ASSIGNMENT » Across the listing below, count the lines containing "respecter". Give nothing but the number.

────────────────

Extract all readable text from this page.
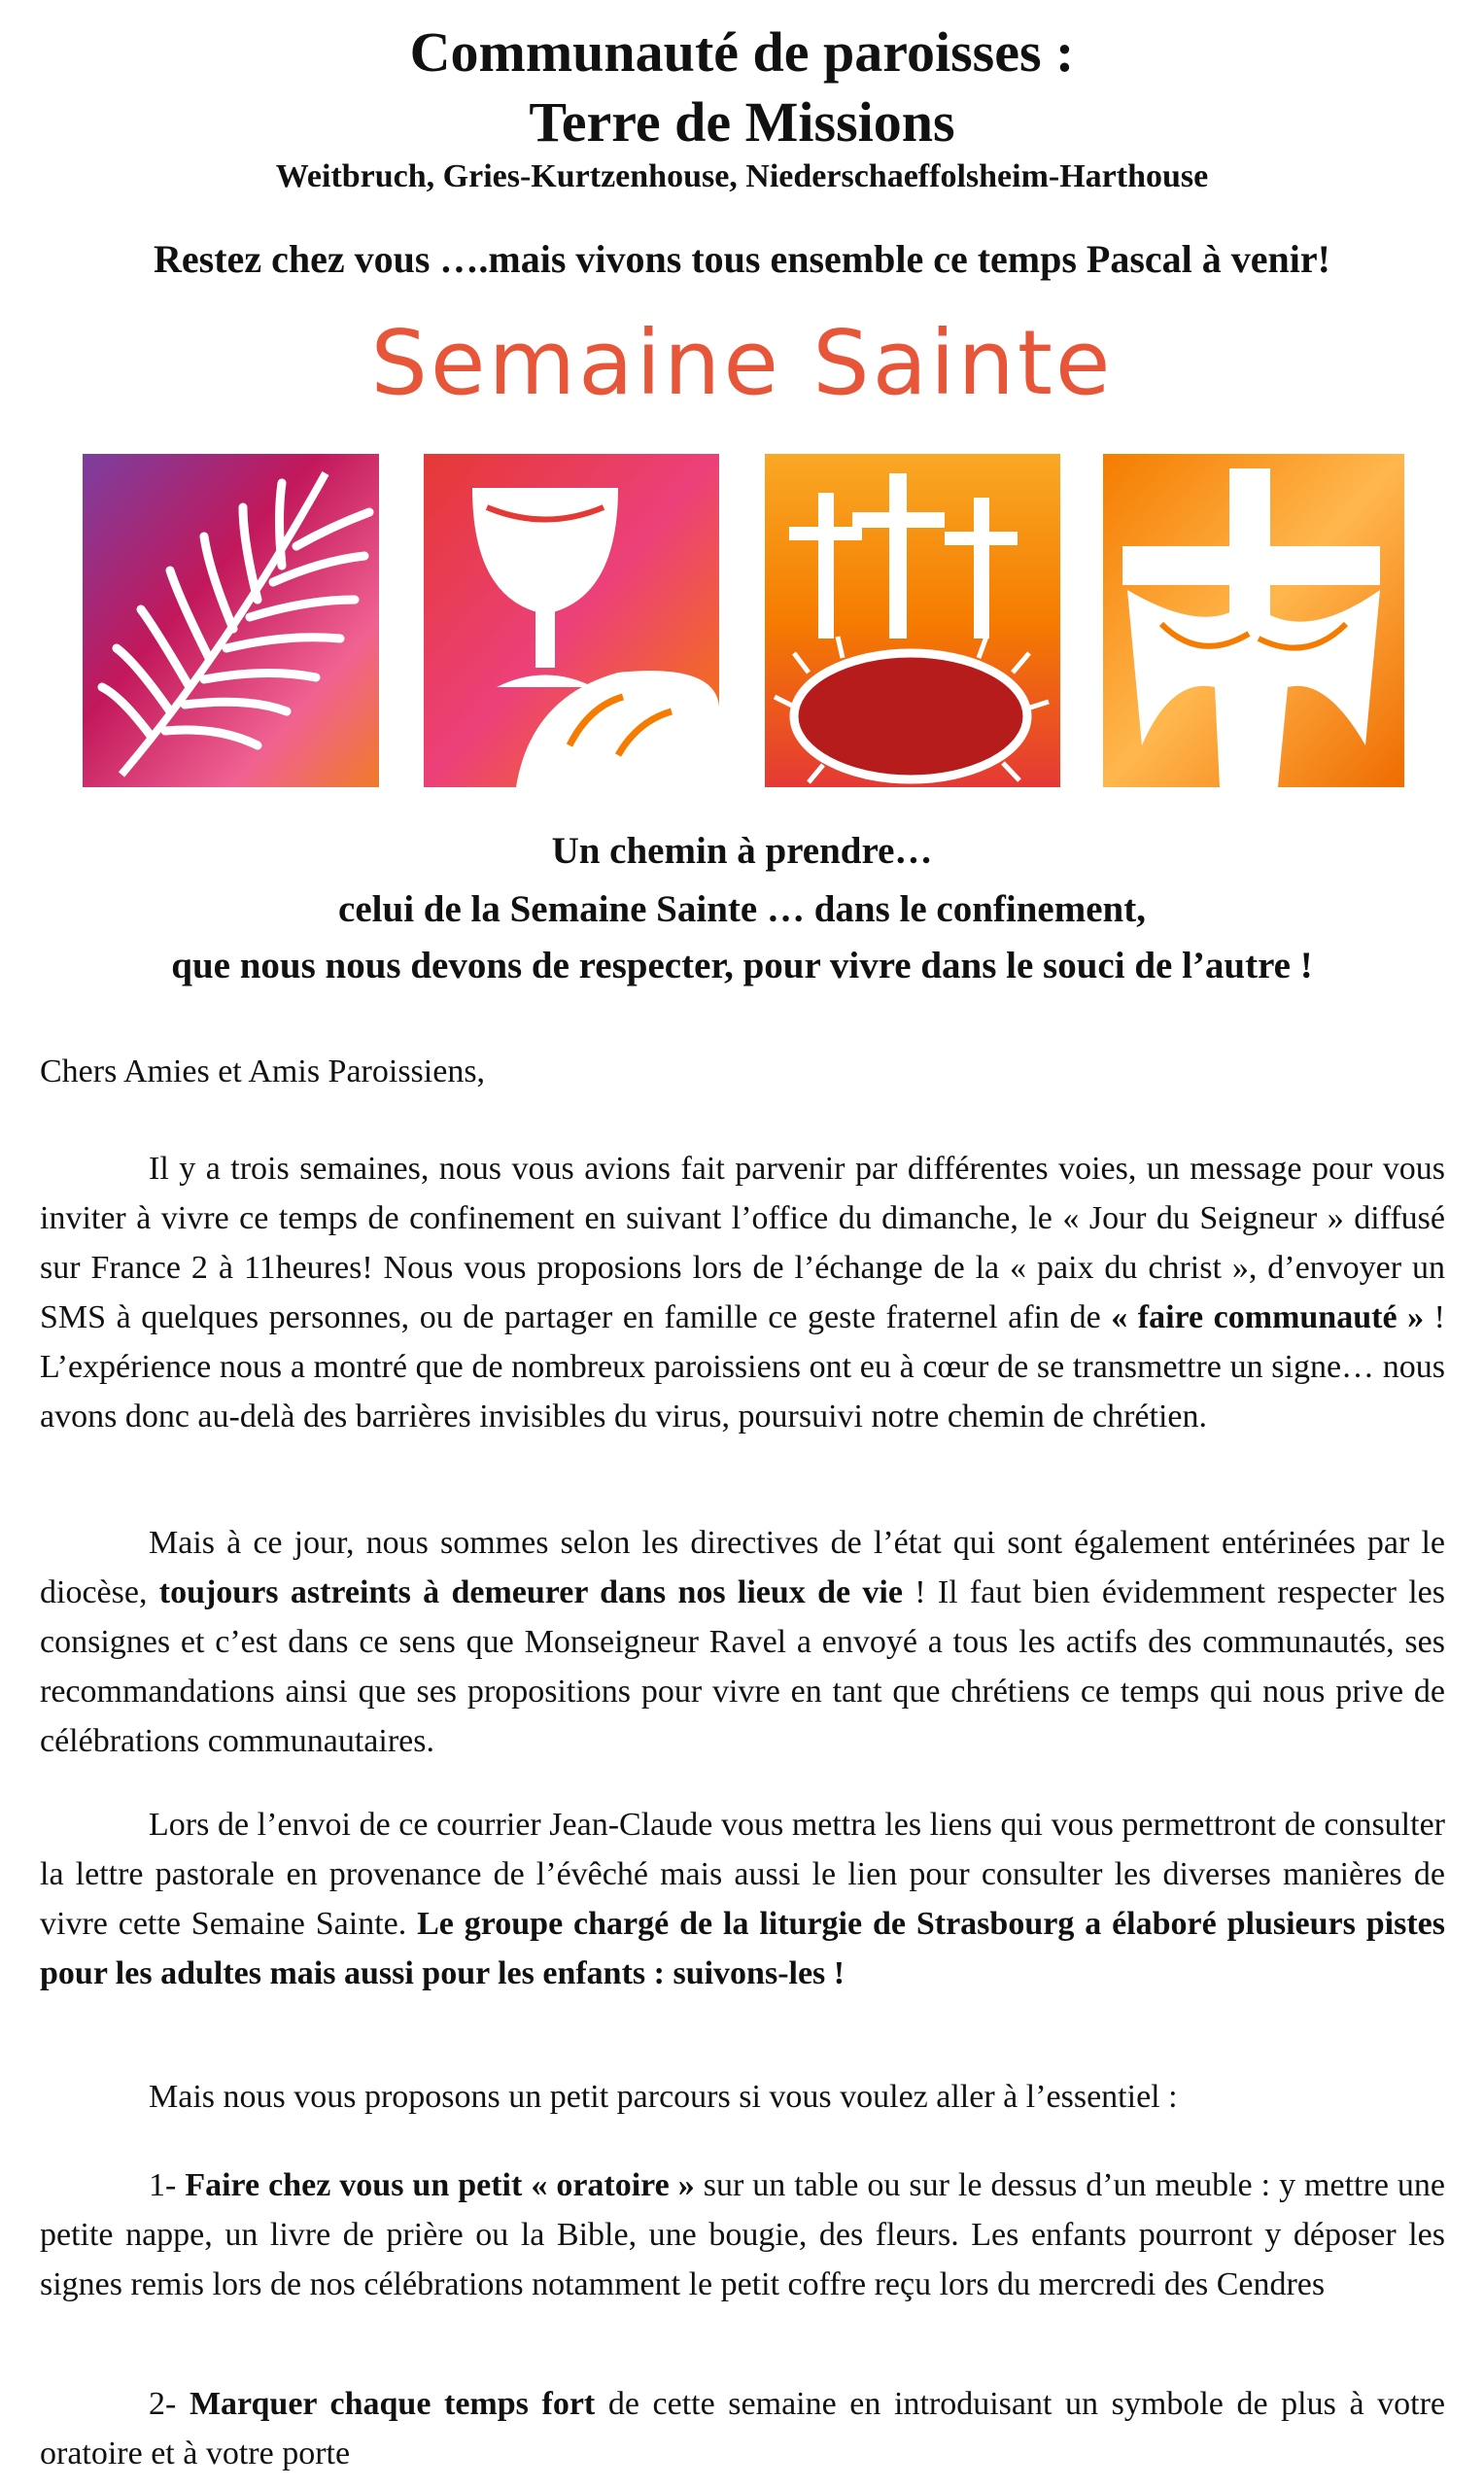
Communauté de paroisses :
Terre de Missions
Weitbruch, Gries-Kurtzenhouse, Niederschaeffolsheim-Harthouse
Restez chez vous ….mais vivons tous ensemble ce temps Pascal à venir!
Semaine Sainte
Un chemin à prendre…
celui de la Semaine Sainte … dans le confinement,
que nous nous devons de respecter, pour vivre dans le souci de l’autre !

Chers Amies et Amis Paroissiens,

Il y a trois semaines, nous vous avions fait parvenir par différentes voies, un message pour vous inviter à vivre ce temps de confinement en suivant l’office du dimanche, le « Jour du Seigneur » diffusé sur France 2 à 11heures! Nous vous proposions lors de l’échange de la « paix du christ », d’envoyer un SMS à quelques personnes, ou de partager en famille ce geste fraternel afin de « faire communauté » ! L’expérience nous a montré que de nombreux paroissiens ont eu à cœur de se transmettre un signe… nous avons donc au-delà des barrières invisibles du virus, poursuivi notre chemin de chrétien.

Mais à ce jour, nous sommes selon les directives de l’état qui sont également entérinées par le diocèse, toujours astreints à demeurer dans nos lieux de vie ! Il faut bien évidemment respecter les consignes et c’est dans ce sens que Monseigneur Ravel a envoyé a tous les actifs des communautés, ses recommandations ainsi que ses propositions pour vivre en tant que chrétiens ce temps qui nous prive de célébrations communautaires.

Lors de l’envoi de ce courrier Jean-Claude vous mettra les liens qui vous permettront de consulter la lettre pastorale en provenance de l’évêché mais aussi le lien pour consulter les diverses manières de vivre cette Semaine Sainte. Le groupe chargé de la liturgie de Strasbourg a élaboré plusieurs pistes pour les adultes mais aussi pour les enfants : suivons-les !

Mais nous vous proposons un petit parcours si vous voulez aller à l’essentiel :

1- Faire chez vous un petit « oratoire » sur un table ou sur le dessus d’un meuble : y mettre une petite nappe, un livre de prière ou la Bible, une bougie, des fleurs. Les enfants pourront y déposer les signes remis lors de nos célébrations notamment le petit coffre reçu lors du mercredi des Cendres

2- Marquer chaque temps fort de cette semaine en introduisant un symbole de plus à votre oratoire et à votre porte
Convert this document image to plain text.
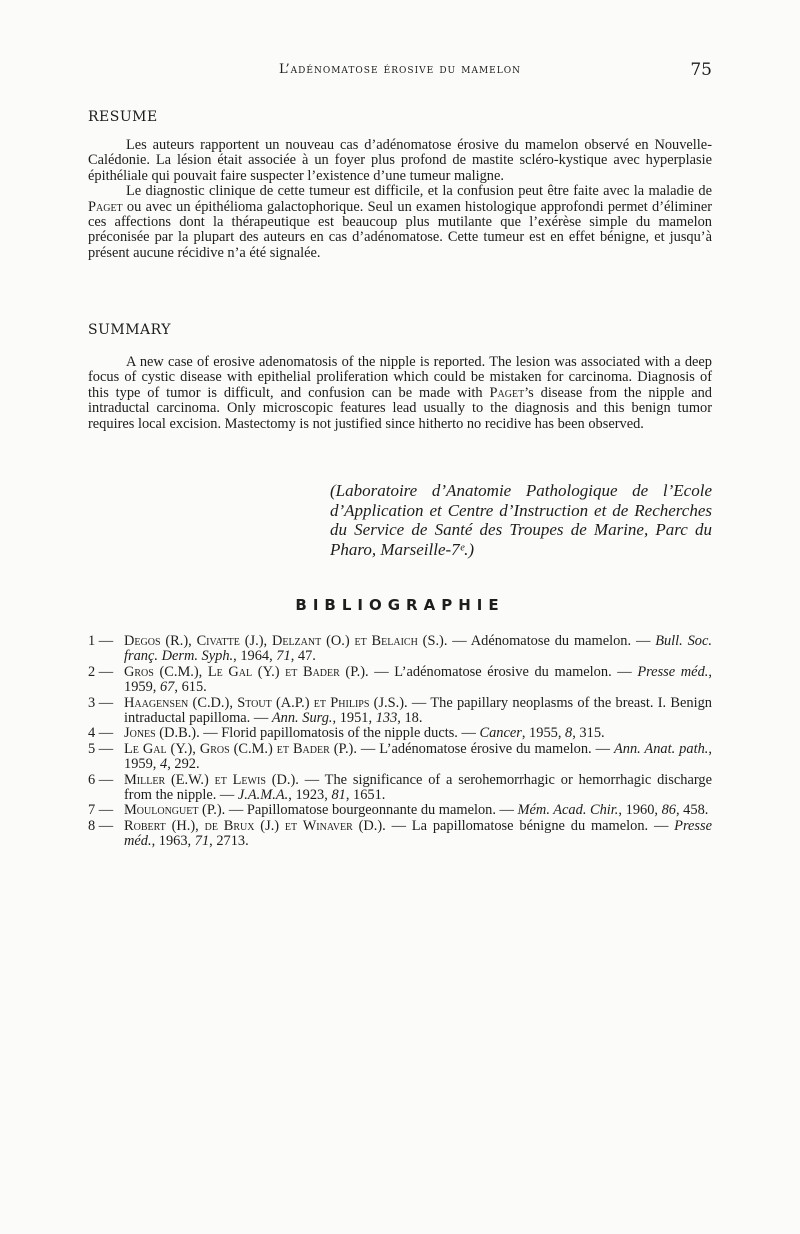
L’adénomatose érosive du mamelon	75
RESUME

Les auteurs rapportent un nouveau cas d’adénomatose érosive du mamelon observé en Nouvelle-Calédonie. La lésion était associée à un foyer plus profond de mastite scléro-kystique avec hyperplasie épithéliale qui pouvait faire suspecter l’existence d’une tumeur maligne.

Le diagnostic clinique de cette tumeur est difficile, et la confusion peut être faite avec la maladie de Paget ou avec un épithélioma galactophorique. Seul un examen histologique approfondi permet d’éliminer ces affections dont la thérapeutique est beaucoup plus mutilante que l’exérèse simple du mamelon préconisée par la plupart des auteurs en cas d’adénomatose. Cette tumeur est en effet bénigne, et jusqu’à présent aucune récidive n’a été signalée.

SUMMARY

A new case of erosive adenomatosis of the nipple is reported. The lesion was associated with a deep focus of cystic disease with epithelial proliferation which could be mistaken for carcinoma. Diagnosis of this type of tumor is difficult, and confusion can be made with Paget’s disease from the nipple and intraductal carcinoma. Only microscopic features lead usually to the diagnosis and this benign tumor requires local excision. Mastectomy is not justified since hitherto no recidive has been observed.

(Laboratoire d’Anatomie Pathologique de l’Ecole d’Application et Centre d’Instruction et de Recherches du Service de Santé des Troupes de Marine, Parc du Pharo, Marseille-7ᵉ.)
BIBLIOGRAPHIE
1 — Degos (R.), Civatte (J.), Delzant (O.) et Belaich (S.). — Adénomatose du mamelon. — Bull. Soc. franç. Derm. Syph., 1964, 71, 47.
2 — Gros (C.M.), Le Gal (Y.) et Bader (P.). — L’adénomatose érosive du mamelon. — Presse méd., 1959, 67, 615.
3 — Haagensen (C.D.), Stout (A.P.) et Philips (J.S.). — The papillary neoplasms of the breast. I. Benign intraductal papilloma. — Ann. Surg., 1951, 133, 18.
4 — Jones (D.B.). — Florid papillomatosis of the nipple ducts. — Cancer, 1955, 8, 315.
5 — Le Gal (Y.), Gros (C.M.) et Bader (P.). — L’adénomatose érosive du mamelon. — Ann. Anat. path., 1959, 4, 292.
6 — Miller (E.W.) et Lewis (D.). — The significance of a serohemorrhagic or hemorrhagic discharge from the nipple. — J.A.M.A., 1923, 81, 1651.
7 — Moulonguet (P.). — Papillomatose bourgeonnante du mamelon. — Mém. Acad. Chir., 1960, 86, 458.
8 — Robert (H.), de Brux (J.) et Winaver (D.). — La papillomatose bénigne du mamelon. — Presse méd., 1963, 71, 2713.
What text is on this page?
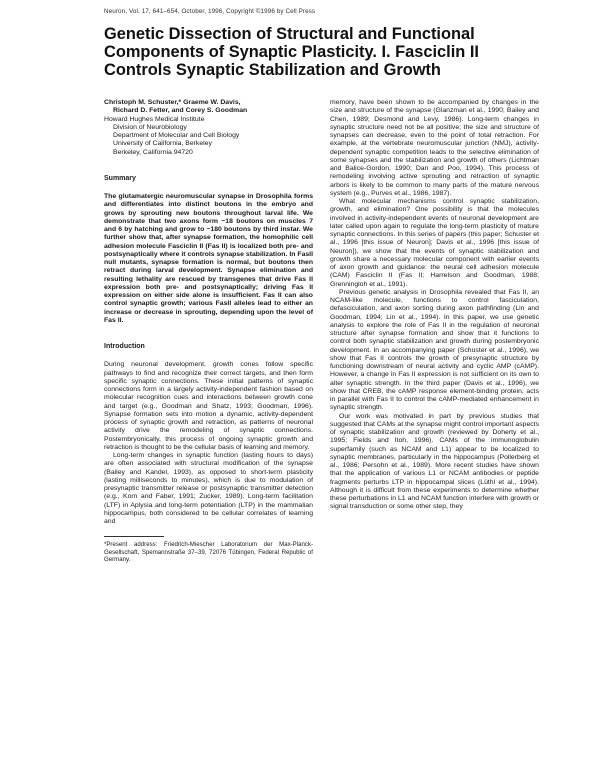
Neuron, Vol. 17, 641–654, October, 1996, Copyright ©1996 by Cell Press
Genetic Dissection of Structural and Functional Components of Synaptic Plasticity. I. Fasciclin II Controls Synaptic Stabilization and Growth

Christoph M. Schuster,* Graeme W. Davis,

Richard D. Fetter, and Corey S. Goodman

Howard Hughes Medical Institute

Division of Neurobiology

Department of Molecular and Cell Biology

University of California, Berkeley

Berkeley, California 94720

Summary
The glutamatergic neuromuscular synapse in Drosophila forms and differentiates into distinct boutons in the embryo and grows by sprouting new boutons throughout larval life. We demonstrate that two axons form ~18 boutons on muscles 7 and 6 by hatching and grow to ~180 boutons by third instar. We further show that, after synapse formation, the homophilic cell adhesion molecule Fasciclin II (Fas II) is localized both pre- and postsynaptically where it controls synapse stabilization. In FasII null mutants, synapse formation is normal, but boutons then retract during larval development. Synapse elimination and resulting lethality are rescued by transgenes that drive Fas II expression both pre- and postsynaptically; driving Fas II expression on either side alone is insufficient. Fas II can also control synaptic growth; various FasII alleles lead to either an increase or decrease in sprouting, depending upon the level of Fas II.
Introduction

During neuronal development, growth cones follow specific pathways to find and recognize their correct targets, and then form specific synaptic connections. These initial patterns of synaptic connections form in a largely activity-independent fashion based on molecular recognition cues and interactions between growth cone and target (e.g., Goodman and Shatz, 1993; Goodman, 1996). Synapse formation sets into motion a dynamic, activity-dependent process of synaptic growth and retraction, as patterns of neuronal activity drive the remodeling of synaptic connections. Postembryonically, this process of ongoing synaptic growth and retraction is thought to be the cellular basis of learning and memory.

Long-term changes in synaptic function (lasting hours to days) are often associated with structural modification of the synapse (Bailey and Kandel, 1993), as opposed to short-term plasticity (lasting milliseconds to minutes), which is due to modulation of presynaptic transmitter release or postsynaptic transmitter detection (e.g., Korn and Faber, 1991; Zucker, 1989). Long-term facilitation (LTF) in Aplysia and long-term potentiation (LTP) in the mammalian hippocampus, both considered to be cellular correlates of learning and

*Present address: Friedrich-Miescher Laboratorium der Max-Planck-Gesellschaft, Spemannstraße 37–39, 72076 Tübingen, Federal Republic of Germany.

memory, have been shown to be accompanied by changes in the size and structure of the synapse (Glanzman et al., 1990; Bailey and Chen, 1989; Desmond and Levy, 1986). Long-term changes in synaptic structure need not be all positive; the size and structure of synapses can decrease, even to the point of total retraction. For example, at the vertebrate neuromuscular junction (NMJ), activity-dependent synaptic competition leads to the selective elimination of some synapses and the stabilization and growth of others (Lichtman and Balice-Gordon, 1990; Dan and Poo, 1994). This process of remodeling involving active sprouting and retraction of synaptic arbors is likely to be common to many parts of the mature nervous system (e.g., Purves et al., 1986, 1987).

What molecular mechanisms control synaptic stabilization, growth, and elimination? One possibility is that the molecules involved in activity-independent events of neuronal development are later called upon again to regulate the long-term plasticity of mature synaptic connections. In this series of papers (this paper; Schuster et al., 1996 [this issue of Neuron]; Davis et al., 1996 [this issue of Neuron]), we show that the events of synaptic stabilization and growth share a necessary molecular component with earlier events of axon growth and guidance: the neural cell adhesion molecule (CAM) Fasciclin II (Fas II; Harrelson and Goodman, 1988; Grenningloh et al., 1991).

Previous genetic analysis in Drosophila revealed that Fas II, an NCAM-like molecule, functions to control fasciculation, defasciculation, and axon sorting during axon pathfinding (Lin and Goodman, 1994; Lin et al., 1994). In this paper, we use genetic analysis to explore the role of Fas II in the regulation of neuronal structure after synapse formation and show that it functions to control both synaptic stabilization and growth during postembryonic development. In an accompanying paper (Schuster et al., 1996), we show that Fas II controls the growth of presynaptic structure by functioning downstream of neural activity and cyclic AMP (cAMP). However, a change in Fas II expression is not sufficient on its own to alter synaptic strength. In the third paper (Davis et al., 1996), we show that CREB, the cAMP response element-binding protein, acts in parallel with Fas II to control the cAMP-mediated enhancement in synaptic strength.

Our work was motivated in part by previous studies that suggested that CAMs at the synapse might control important aspects of synaptic stabilization and growth (reviewed by Doherty et al., 1995; Fields and Itoh, 1996). CAMs of the immunoglobulin superfamily (such as NCAM and L1) appear to be localized to synaptic membranes, particularly in the hippocampus (Pollerberg et al., 1986; Persohn et al., 1989). More recent studies have shown that the application of various L1 or NCAM antibodies or peptide fragments perturbs LTP in hippocampal slices (Lüthl et al., 1994). Although it is difficult from these experiments to determine whether these perturbations in L1 and NCAM function interfere with growth or signal transduction or some other step, they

────────────────

FINISHED TASK » 2